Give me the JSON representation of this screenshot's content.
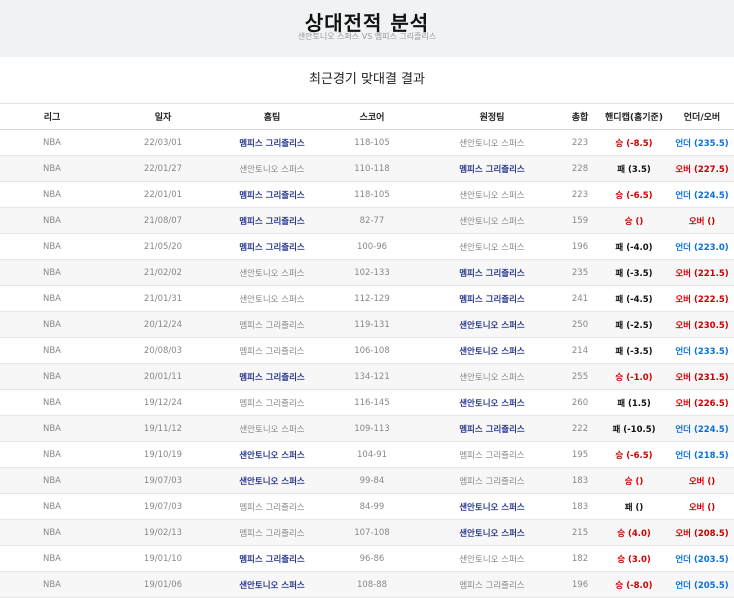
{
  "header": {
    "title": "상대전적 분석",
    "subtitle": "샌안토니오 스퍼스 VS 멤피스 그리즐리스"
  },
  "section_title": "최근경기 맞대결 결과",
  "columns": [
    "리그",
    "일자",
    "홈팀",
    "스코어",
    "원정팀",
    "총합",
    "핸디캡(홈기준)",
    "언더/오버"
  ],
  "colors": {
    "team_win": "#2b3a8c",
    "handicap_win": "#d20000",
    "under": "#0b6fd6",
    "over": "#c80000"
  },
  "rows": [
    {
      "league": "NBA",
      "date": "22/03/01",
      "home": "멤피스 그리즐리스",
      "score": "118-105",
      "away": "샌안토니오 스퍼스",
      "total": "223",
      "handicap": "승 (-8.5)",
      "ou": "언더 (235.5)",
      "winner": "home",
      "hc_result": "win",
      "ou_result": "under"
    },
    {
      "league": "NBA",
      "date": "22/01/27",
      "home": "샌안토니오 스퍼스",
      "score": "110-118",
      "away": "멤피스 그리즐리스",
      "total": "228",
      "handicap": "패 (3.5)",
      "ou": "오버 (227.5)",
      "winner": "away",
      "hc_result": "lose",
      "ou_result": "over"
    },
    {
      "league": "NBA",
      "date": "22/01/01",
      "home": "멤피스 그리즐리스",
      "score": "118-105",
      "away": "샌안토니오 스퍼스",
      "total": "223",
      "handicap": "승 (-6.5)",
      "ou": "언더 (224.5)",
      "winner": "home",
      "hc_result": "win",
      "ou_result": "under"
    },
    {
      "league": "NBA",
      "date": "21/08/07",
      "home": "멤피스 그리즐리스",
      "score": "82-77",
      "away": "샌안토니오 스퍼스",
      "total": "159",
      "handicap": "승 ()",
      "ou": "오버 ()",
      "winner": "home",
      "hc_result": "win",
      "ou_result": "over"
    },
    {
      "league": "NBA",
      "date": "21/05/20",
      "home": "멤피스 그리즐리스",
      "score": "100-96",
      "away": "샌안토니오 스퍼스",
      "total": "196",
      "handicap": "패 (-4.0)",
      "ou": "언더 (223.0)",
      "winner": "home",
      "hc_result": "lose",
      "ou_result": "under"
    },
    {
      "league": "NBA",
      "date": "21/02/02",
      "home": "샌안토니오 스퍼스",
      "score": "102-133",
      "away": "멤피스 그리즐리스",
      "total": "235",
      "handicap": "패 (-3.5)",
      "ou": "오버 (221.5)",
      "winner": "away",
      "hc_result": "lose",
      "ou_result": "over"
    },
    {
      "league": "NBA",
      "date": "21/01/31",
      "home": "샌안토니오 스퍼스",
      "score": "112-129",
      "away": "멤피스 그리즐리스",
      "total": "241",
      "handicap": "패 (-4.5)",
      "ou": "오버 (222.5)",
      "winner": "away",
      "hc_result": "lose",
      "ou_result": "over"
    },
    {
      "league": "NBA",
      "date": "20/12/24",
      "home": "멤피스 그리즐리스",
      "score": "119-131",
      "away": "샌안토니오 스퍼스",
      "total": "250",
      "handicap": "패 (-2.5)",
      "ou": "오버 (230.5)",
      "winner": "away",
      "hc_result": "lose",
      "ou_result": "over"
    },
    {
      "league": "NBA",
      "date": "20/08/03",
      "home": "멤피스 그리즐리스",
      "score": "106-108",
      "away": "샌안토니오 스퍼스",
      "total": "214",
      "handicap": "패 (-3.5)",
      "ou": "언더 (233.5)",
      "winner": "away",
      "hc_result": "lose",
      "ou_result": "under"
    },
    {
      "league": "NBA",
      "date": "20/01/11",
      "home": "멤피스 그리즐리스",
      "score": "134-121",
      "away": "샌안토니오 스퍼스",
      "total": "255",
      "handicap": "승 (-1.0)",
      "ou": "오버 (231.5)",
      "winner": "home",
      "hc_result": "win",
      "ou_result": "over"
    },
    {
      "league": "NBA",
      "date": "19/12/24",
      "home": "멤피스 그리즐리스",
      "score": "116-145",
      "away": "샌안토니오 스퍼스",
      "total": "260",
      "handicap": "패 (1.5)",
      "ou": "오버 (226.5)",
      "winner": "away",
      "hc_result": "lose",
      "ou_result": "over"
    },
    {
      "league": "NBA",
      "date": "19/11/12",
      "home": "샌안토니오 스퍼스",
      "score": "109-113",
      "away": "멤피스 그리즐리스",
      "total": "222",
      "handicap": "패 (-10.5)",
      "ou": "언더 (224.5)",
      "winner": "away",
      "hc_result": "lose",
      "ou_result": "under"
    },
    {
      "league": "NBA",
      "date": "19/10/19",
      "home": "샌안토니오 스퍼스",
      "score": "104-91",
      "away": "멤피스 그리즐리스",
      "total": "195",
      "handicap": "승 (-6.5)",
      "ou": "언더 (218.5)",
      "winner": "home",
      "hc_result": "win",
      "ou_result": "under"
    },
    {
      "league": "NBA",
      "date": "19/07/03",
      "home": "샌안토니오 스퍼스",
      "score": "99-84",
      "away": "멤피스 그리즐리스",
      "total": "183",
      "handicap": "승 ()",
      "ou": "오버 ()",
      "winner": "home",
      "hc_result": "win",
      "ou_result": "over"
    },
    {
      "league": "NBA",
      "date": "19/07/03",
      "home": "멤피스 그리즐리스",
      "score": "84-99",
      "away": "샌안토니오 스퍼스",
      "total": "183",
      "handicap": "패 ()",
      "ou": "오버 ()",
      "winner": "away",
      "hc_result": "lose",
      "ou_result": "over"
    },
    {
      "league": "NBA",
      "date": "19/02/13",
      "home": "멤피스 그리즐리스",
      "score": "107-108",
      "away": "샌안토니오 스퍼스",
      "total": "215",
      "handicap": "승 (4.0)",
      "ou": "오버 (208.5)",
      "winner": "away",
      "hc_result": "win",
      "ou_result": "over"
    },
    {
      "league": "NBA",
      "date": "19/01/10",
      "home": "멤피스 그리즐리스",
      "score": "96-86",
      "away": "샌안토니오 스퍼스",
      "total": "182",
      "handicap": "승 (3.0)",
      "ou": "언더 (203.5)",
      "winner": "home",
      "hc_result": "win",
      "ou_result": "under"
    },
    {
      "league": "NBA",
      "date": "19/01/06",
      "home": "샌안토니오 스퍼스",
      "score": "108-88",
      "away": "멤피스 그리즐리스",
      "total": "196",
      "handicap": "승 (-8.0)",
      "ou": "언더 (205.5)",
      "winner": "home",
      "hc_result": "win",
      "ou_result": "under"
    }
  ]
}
-.-.-
■ WORK TO BE COMPLETED
Transcribe all entries above exactly. Drop the pictures.

■ WORKED ANSWER
Give me the JSON representation of this screenshot's content.
{
  "header": {
    "title": "상대전적 분석",
    "subtitle": "샌안토니오 스퍼스 VS 멤피스 그리즐리스"
  },
  "section_title": "최근경기 맞대결 결과",
  "columns": [
    "리그",
    "일자",
    "홈팀",
    "스코어",
    "원정팀",
    "총합",
    "핸디캡(홈기준)",
    "언더/오버"
  ],
  "colors": {
    "team_win": "#2b3a8c",
    "handicap_win": "#d20000",
    "under": "#0b6fd6",
    "over": "#c80000"
  },
  "rows": [
    {
      "league": "NBA",
      "date": "22/03/01",
      "home": "멤피스 그리즐리스",
      "score": "118-105",
      "away": "샌안토니오 스퍼스",
      "total": "223",
      "handicap": "승 (-8.5)",
      "ou": "언더 (235.5)",
      "winner": "home",
      "hc_result": "win",
      "ou_result": "under"
    },
    {
      "league": "NBA",
      "date": "22/01/27",
      "home": "샌안토니오 스퍼스",
      "score": "110-118",
      "away": "멤피스 그리즐리스",
      "total": "228",
      "handicap": "패 (3.5)",
      "ou": "오버 (227.5)",
      "winner": "away",
      "hc_result": "lose",
      "ou_result": "over"
    },
    {
      "league": "NBA",
      "date": "22/01/01",
      "home": "멤피스 그리즐리스",
      "score": "118-105",
      "away": "샌안토니오 스퍼스",
      "total": "223",
      "handicap": "승 (-6.5)",
      "ou": "언더 (224.5)",
      "winner": "home",
      "hc_result": "win",
      "ou_result": "under"
    },
    {
      "league": "NBA",
      "date": "21/08/07",
      "home": "멤피스 그리즐리스",
      "score": "82-77",
      "away": "샌안토니오 스퍼스",
      "total": "159",
      "handicap": "승 ()",
      "ou": "오버 ()",
      "winner": "home",
      "hc_result": "win",
      "ou_result": "over"
    },
    {
      "league": "NBA",
      "date": "21/05/20",
      "home": "멤피스 그리즐리스",
      "score": "100-96",
      "away": "샌안토니오 스퍼스",
      "total": "196",
      "handicap": "패 (-4.0)",
      "ou": "언더 (223.0)",
      "winner": "home",
      "hc_result": "lose",
      "ou_result": "under"
    },
    {
      "league": "NBA",
      "date": "21/02/02",
      "home": "샌안토니오 스퍼스",
      "score": "102-133",
      "away": "멤피스 그리즐리스",
      "total": "235",
      "handicap": "패 (-3.5)",
      "ou": "오버 (221.5)",
      "winner": "away",
      "hc_result": "lose",
      "ou_result": "over"
    },
    {
      "league": "NBA",
      "date": "21/01/31",
      "home": "샌안토니오 스퍼스",
      "score": "112-129",
      "away": "멤피스 그리즐리스",
      "total": "241",
      "handicap": "패 (-4.5)",
      "ou": "오버 (222.5)",
      "winner": "away",
      "hc_result": "lose",
      "ou_result": "over"
    },
    {
      "league": "NBA",
      "date": "20/12/24",
      "home": "멤피스 그리즐리스",
      "score": "119-131",
      "away": "샌안토니오 스퍼스",
      "total": "250",
      "handicap": "패 (-2.5)",
      "ou": "오버 (230.5)",
      "winner": "away",
      "hc_result": "lose",
      "ou_result": "over"
    },
    {
      "league": "NBA",
      "date": "20/08/03",
      "home": "멤피스 그리즐리스",
      "score": "106-108",
      "away": "샌안토니오 스퍼스",
      "total": "214",
      "handicap": "패 (-3.5)",
      "ou": "언더 (233.5)",
      "winner": "away",
      "hc_result": "lose",
      "ou_result": "under"
    },
    {
      "league": "NBA",
      "date": "20/01/11",
      "home": "멤피스 그리즐리스",
      "score": "134-121",
      "away": "샌안토니오 스퍼스",
      "total": "255",
      "handicap": "승 (-1.0)",
      "ou": "오버 (231.5)",
      "winner": "home",
      "hc_result": "win",
      "ou_result": "over"
    },
    {
      "league": "NBA",
      "date": "19/12/24",
      "home": "멤피스 그리즐리스",
      "score": "116-145",
      "away": "샌안토니오 스퍼스",
      "total": "260",
      "handicap": "패 (1.5)",
      "ou": "오버 (226.5)",
      "winner": "away",
      "hc_result": "lose",
      "ou_result": "over"
    },
    {
      "league": "NBA",
      "date": "19/11/12",
      "home": "샌안토니오 스퍼스",
      "score": "109-113",
      "away": "멤피스 그리즐리스",
      "total": "222",
      "handicap": "패 (-10.5)",
      "ou": "언더 (224.5)",
      "winner": "away",
      "hc_result": "lose",
      "ou_result": "under"
    },
    {
      "league": "NBA",
      "date": "19/10/19",
      "home": "샌안토니오 스퍼스",
      "score": "104-91",
      "away": "멤피스 그리즐리스",
      "total": "195",
      "handicap": "승 (-6.5)",
      "ou": "언더 (218.5)",
      "winner": "home",
      "hc_result": "win",
      "ou_result": "under"
    },
    {
      "league": "NBA",
      "date": "19/07/03",
      "home": "샌안토니오 스퍼스",
      "score": "99-84",
      "away": "멤피스 그리즐리스",
      "total": "183",
      "handicap": "승 ()",
      "ou": "오버 ()",
      "winner": "home",
      "hc_result": "win",
      "ou_result": "over"
    },
    {
      "league": "NBA",
      "date": "19/07/03",
      "home": "멤피스 그리즐리스",
      "score": "84-99",
      "away": "샌안토니오 스퍼스",
      "total": "183",
      "handicap": "패 ()",
      "ou": "오버 ()",
      "winner": "away",
      "hc_result": "lose",
      "ou_result": "over"
    },
    {
      "league": "NBA",
      "date": "19/02/13",
      "home": "멤피스 그리즐리스",
      "score": "107-108",
      "away": "샌안토니오 스퍼스",
      "total": "215",
      "handicap": "승 (4.0)",
      "ou": "오버 (208.5)",
      "winner": "away",
      "hc_result": "win",
      "ou_result": "over"
    },
    {
      "league": "NBA",
      "date": "19/01/10",
      "home": "멤피스 그리즐리스",
      "score": "96-86",
      "away": "샌안토니오 스퍼스",
      "total": "182",
      "handicap": "승 (3.0)",
      "ou": "언더 (203.5)",
      "winner": "home",
      "hc_result": "win",
      "ou_result": "under"
    },
    {
      "league": "NBA",
      "date": "19/01/06",
      "home": "샌안토니오 스퍼스",
      "score": "108-88",
      "away": "멤피스 그리즐리스",
      "total": "196",
      "handicap": "승 (-8.0)",
      "ou": "언더 (205.5)",
      "winner": "home",
      "hc_result": "win",
      "ou_result": "under"
    }
  ]
}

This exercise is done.